### Dataset rows
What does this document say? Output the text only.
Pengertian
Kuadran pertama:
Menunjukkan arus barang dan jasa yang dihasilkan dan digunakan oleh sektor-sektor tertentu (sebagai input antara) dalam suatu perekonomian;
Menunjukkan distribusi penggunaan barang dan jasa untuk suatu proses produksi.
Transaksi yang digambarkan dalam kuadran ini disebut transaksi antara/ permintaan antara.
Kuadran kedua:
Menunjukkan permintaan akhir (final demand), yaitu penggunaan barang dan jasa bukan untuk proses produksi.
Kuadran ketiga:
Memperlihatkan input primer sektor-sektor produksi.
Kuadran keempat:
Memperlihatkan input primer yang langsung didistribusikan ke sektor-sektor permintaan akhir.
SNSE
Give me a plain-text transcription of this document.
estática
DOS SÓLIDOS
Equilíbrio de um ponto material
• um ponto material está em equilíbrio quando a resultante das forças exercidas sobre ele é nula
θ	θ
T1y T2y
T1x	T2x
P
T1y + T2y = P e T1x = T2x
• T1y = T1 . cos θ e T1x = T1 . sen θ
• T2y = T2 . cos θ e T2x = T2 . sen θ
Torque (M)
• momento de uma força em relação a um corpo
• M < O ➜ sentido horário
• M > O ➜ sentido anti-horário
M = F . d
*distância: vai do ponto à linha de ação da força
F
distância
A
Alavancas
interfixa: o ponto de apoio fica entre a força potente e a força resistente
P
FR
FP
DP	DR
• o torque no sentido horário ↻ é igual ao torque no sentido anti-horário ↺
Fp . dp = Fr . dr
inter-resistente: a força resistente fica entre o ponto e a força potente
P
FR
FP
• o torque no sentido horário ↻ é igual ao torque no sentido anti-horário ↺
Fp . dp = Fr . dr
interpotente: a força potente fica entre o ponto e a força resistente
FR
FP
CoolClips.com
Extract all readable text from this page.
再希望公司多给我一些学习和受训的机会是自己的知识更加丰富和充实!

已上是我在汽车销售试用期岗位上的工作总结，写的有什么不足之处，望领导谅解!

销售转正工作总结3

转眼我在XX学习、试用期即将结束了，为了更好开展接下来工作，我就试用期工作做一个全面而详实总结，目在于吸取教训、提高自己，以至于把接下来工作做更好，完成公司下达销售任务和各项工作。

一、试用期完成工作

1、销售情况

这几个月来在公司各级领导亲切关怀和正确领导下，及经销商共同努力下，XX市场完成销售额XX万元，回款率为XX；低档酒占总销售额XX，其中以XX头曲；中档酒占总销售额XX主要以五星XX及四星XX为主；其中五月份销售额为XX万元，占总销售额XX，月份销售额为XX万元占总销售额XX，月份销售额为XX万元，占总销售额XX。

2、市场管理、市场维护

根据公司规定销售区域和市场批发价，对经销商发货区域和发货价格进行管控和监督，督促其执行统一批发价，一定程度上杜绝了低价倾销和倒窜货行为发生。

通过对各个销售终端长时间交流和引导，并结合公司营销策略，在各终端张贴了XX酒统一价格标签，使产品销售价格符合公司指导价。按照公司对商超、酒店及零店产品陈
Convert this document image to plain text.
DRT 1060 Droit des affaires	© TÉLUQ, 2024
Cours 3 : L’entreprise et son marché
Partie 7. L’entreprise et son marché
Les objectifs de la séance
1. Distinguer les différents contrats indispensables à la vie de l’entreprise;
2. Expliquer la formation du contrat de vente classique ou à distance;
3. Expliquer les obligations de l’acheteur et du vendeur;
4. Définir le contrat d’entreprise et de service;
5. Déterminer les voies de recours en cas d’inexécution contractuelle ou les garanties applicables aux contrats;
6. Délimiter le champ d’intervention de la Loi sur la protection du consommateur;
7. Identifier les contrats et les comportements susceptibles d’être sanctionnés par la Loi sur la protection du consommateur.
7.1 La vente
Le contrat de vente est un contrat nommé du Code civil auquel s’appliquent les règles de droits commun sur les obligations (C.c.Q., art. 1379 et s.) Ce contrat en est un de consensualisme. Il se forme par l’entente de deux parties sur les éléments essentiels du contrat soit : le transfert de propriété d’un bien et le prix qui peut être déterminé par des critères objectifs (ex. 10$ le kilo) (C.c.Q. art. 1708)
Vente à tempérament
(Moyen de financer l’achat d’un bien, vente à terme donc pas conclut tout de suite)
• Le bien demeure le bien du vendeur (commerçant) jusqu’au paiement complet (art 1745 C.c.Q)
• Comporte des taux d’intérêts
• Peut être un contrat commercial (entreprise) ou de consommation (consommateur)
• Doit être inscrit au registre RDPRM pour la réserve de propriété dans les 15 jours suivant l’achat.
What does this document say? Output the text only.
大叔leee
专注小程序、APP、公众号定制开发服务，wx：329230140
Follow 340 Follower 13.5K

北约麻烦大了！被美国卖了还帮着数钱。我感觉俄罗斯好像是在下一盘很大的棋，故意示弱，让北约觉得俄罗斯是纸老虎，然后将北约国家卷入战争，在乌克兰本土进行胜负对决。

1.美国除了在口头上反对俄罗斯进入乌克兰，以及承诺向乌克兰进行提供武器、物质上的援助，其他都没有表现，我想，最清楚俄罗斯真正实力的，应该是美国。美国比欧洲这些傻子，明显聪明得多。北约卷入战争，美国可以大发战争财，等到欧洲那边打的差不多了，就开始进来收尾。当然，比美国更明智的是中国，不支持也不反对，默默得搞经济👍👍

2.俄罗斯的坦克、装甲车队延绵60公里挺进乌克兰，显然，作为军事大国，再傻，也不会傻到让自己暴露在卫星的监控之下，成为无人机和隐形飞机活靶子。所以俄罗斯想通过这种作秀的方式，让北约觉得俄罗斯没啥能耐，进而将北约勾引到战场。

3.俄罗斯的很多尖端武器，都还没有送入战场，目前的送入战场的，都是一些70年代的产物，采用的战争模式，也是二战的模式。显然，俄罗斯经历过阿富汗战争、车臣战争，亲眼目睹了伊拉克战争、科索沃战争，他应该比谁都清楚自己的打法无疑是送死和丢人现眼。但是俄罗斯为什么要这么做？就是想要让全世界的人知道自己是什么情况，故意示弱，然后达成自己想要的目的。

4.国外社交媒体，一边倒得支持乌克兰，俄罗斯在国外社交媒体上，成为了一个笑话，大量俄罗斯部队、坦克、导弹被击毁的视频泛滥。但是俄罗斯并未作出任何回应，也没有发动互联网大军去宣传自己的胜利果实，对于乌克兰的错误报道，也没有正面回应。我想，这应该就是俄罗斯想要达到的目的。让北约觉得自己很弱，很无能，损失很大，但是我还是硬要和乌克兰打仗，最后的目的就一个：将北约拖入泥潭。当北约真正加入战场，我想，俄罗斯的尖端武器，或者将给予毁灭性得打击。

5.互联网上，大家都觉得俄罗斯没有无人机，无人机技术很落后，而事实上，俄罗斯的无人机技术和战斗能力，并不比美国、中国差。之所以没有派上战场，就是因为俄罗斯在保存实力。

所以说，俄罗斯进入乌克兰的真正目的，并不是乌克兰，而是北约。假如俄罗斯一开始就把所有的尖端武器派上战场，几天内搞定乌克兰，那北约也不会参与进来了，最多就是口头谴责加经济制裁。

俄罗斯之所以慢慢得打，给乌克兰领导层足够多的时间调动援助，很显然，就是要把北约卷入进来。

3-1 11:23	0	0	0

### Problem details
Retype the material above, line by line, exactly.

### Solution to this exercise
What does this document say? Output the text only.
Pengertian
Kuadran pertama:
Menunjukkan arus barang dan jasa yang dihasilkan dan digunakan oleh sektor-sektor tertentu (sebagai input antara) dalam suatu perekonomian;
Menunjukkan distribusi penggunaan barang dan jasa untuk suatu proses produksi.
Transaksi yang digambarkan dalam kuadran ini disebut transaksi antara/ permintaan antara.
Kuadran kedua:
Menunjukkan permintaan akhir (final demand), yaitu penggunaan barang dan jasa bukan untuk proses produksi.
Kuadran ketiga:
Memperlihatkan input primer sektor-sektor produksi.
Kuadran keempat:
Memperlihatkan input primer yang langsung didistribusikan ke sektor-sektor permintaan akhir.
SNSE
Give me a plain-text transcription of this document.
estática
DOS SÓLIDOS
Equilíbrio de um ponto material
• um ponto material está em equilíbrio quando a resultante das forças exercidas sobre ele é nula
θ	θ
T1y T2y
T1x	T2x
P
T1y + T2y = P e T1x = T2x
• T1y = T1 . cos θ e T1x = T1 . sen θ
• T2y = T2 . cos θ e T2x = T2 . sen θ
Torque (M)
• momento de uma força em relação a um corpo
• M < O ➜ sentido horário
• M > O ➜ sentido anti-horário
M = F . d
*distância: vai do ponto à linha de ação da força
F
distância
A
Alavancas
interfixa: o ponto de apoio fica entre a força potente e a força resistente
P
FR
FP
DP	DR
• o torque no sentido horário ↻ é igual ao torque no sentido anti-horário ↺
Fp . dp = Fr . dr
inter-resistente: a força resistente fica entre o ponto e a força potente
P
FR
FP
• o torque no sentido horário ↻ é igual ao torque no sentido anti-horário ↺
Fp . dp = Fr . dr
interpotente: a força potente fica entre o ponto e a força resistente
FR
FP
CoolClips.com
Extract all readable text from this page.
再希望公司多给我一些学习和受训的机会是自己的知识更加丰富和充实!

已上是我在汽车销售试用期岗位上的工作总结，写的有什么不足之处，望领导谅解!

销售转正工作总结3

转眼我在XX学习、试用期即将结束了，为了更好开展接下来工作，我就试用期工作做一个全面而详实总结，目在于吸取教训、提高自己，以至于把接下来工作做更好，完成公司下达销售任务和各项工作。

一、试用期完成工作

1、销售情况

这几个月来在公司各级领导亲切关怀和正确领导下，及经销商共同努力下，XX市场完成销售额XX万元，回款率为XX；低档酒占总销售额XX，其中以XX头曲；中档酒占总销售额XX主要以五星XX及四星XX为主；其中五月份销售额为XX万元，占总销售额XX，月份销售额为XX万元占总销售额XX，月份销售额为XX万元，占总销售额XX。

2、市场管理、市场维护

根据公司规定销售区域和市场批发价，对经销商发货区域和发货价格进行管控和监督，督促其执行统一批发价，一定程度上杜绝了低价倾销和倒窜货行为发生。

通过对各个销售终端长时间交流和引导，并结合公司营销策略，在各终端张贴了XX酒统一价格标签，使产品销售价格符合公司指导价。按照公司对商超、酒店及零店产品陈
Convert this document image to plain text.
DRT 1060 Droit des affaires	© TÉLUQ, 2024
Cours 3 : L’entreprise et son marché
Partie 7. L’entreprise et son marché
Les objectifs de la séance
1. Distinguer les différents contrats indispensables à la vie de l’entreprise;
2. Expliquer la formation du contrat de vente classique ou à distance;
3. Expliquer les obligations de l’acheteur et du vendeur;
4. Définir le contrat d’entreprise et de service;
5. Déterminer les voies de recours en cas d’inexécution contractuelle ou les garanties applicables aux contrats;
6. Délimiter le champ d’intervention de la Loi sur la protection du consommateur;
7. Identifier les contrats et les comportements susceptibles d’être sanctionnés par la Loi sur la protection du consommateur.
7.1 La vente
Le contrat de vente est un contrat nommé du Code civil auquel s’appliquent les règles de droits commun sur les obligations (C.c.Q., art. 1379 et s.) Ce contrat en est un de consensualisme. Il se forme par l’entente de deux parties sur les éléments essentiels du contrat soit : le transfert de propriété d’un bien et le prix qui peut être déterminé par des critères objectifs (ex. 10$ le kilo) (C.c.Q. art. 1708)
Vente à tempérament
(Moyen de financer l’achat d’un bien, vente à terme donc pas conclut tout de suite)
• Le bien demeure le bien du vendeur (commerçant) jusqu’au paiement complet (art 1745 C.c.Q)
• Comporte des taux d’intérêts
• Peut être un contrat commercial (entreprise) ou de consommation (consommateur)
• Doit être inscrit au registre RDPRM pour la réserve de propriété dans les 15 jours suivant l’achat.
What does this document say? Output the text only.
大叔leee
专注小程序、APP、公众号定制开发服务，wx：329230140
Follow 340 Follower 13.5K

北约麻烦大了！被美国卖了还帮着数钱。我感觉俄罗斯好像是在下一盘很大的棋，故意示弱，让北约觉得俄罗斯是纸老虎，然后将北约国家卷入战争，在乌克兰本土进行胜负对决。

1.美国除了在口头上反对俄罗斯进入乌克兰，以及承诺向乌克兰进行提供武器、物质上的援助，其他都没有表现，我想，最清楚俄罗斯真正实力的，应该是美国。美国比欧洲这些傻子，明显聪明得多。北约卷入战争，美国可以大发战争财，等到欧洲那边打的差不多了，就开始进来收尾。当然，比美国更明智的是中国，不支持也不反对，默默得搞经济👍👍

2.俄罗斯的坦克、装甲车队延绵60公里挺进乌克兰，显然，作为军事大国，再傻，也不会傻到让自己暴露在卫星的监控之下，成为无人机和隐形飞机活靶子。所以俄罗斯想通过这种作秀的方式，让北约觉得俄罗斯没啥能耐，进而将北约勾引到战场。

3.俄罗斯的很多尖端武器，都还没有送入战场，目前的送入战场的，都是一些70年代的产物，采用的战争模式，也是二战的模式。显然，俄罗斯经历过阿富汗战争、车臣战争，亲眼目睹了伊拉克战争、科索沃战争，他应该比谁都清楚自己的打法无疑是送死和丢人现眼。但是俄罗斯为什么要这么做？就是想要让全世界的人知道自己是什么情况，故意示弱，然后达成自己想要的目的。

4.国外社交媒体，一边倒得支持乌克兰，俄罗斯在国外社交媒体上，成为了一个笑话，大量俄罗斯部队、坦克、导弹被击毁的视频泛滥。但是俄罗斯并未作出任何回应，也没有发动互联网大军去宣传自己的胜利果实，对于乌克兰的错误报道，也没有正面回应。我想，这应该就是俄罗斯想要达到的目的。让北约觉得自己很弱，很无能，损失很大，但是我还是硬要和乌克兰打仗，最后的目的就一个：将北约拖入泥潭。当北约真正加入战场，我想，俄罗斯的尖端武器，或者将给予毁灭性得打击。

5.互联网上，大家都觉得俄罗斯没有无人机，无人机技术很落后，而事实上，俄罗斯的无人机技术和战斗能力，并不比美国、中国差。之所以没有派上战场，就是因为俄罗斯在保存实力。

所以说，俄罗斯进入乌克兰的真正目的，并不是乌克兰，而是北约。假如俄罗斯一开始就把所有的尖端武器派上战场，几天内搞定乌克兰，那北约也不会参与进来了，最多就是口头谴责加经济制裁。

俄罗斯之所以慢慢得打，给乌克兰领导层足够多的时间调动援助，很显然，就是要把北约卷入进来。

3-1 11:23	0	0	0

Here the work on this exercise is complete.